**Exercise aim:** Each line of the material must be returned exactly.

**Extracted material:**

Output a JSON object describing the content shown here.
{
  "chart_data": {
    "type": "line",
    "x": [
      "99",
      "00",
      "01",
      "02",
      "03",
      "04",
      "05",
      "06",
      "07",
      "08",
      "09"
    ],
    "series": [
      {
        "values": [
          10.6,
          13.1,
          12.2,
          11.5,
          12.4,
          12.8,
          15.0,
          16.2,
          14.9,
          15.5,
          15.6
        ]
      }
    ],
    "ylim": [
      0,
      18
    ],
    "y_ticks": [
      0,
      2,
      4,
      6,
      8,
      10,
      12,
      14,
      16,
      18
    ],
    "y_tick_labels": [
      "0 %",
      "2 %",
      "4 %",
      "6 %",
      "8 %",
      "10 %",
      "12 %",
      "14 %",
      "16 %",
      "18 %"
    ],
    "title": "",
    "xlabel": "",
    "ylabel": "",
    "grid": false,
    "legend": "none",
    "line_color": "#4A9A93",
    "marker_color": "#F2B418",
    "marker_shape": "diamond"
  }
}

**Complete response:**
Output a JSON object describing the content shown here.
{
  "chart_data": {
    "type": "line",
    "x": [
      "99",
      "00",
      "01",
      "02",
      "03",
      "04",
      "05",
      "06",
      "07",
      "08",
      "09"
    ],
    "series": [
      {
        "values": [
          10.6,
          13.1,
          12.2,
          11.5,
          12.4,
          12.8,
          15.0,
          16.2,
          14.9,
          15.5,
          15.6
        ]
      }
    ],
    "ylim": [
      0,
      18
    ],
    "y_ticks": [
      0,
      2,
      4,
      6,
      8,
      10,
      12,
      14,
      16,
      18
    ],
    "y_tick_labels": [
      "0 %",
      "2 %",
      "4 %",
      "6 %",
      "8 %",
      "10 %",
      "12 %",
      "14 %",
      "16 %",
      "18 %"
    ],
    "title": "",
    "xlabel": "",
    "ylabel": "",
    "grid": false,
    "legend": "none",
    "line_color": "#4A9A93",
    "marker_color": "#F2B418",
    "marker_shape": "diamond"
  }
}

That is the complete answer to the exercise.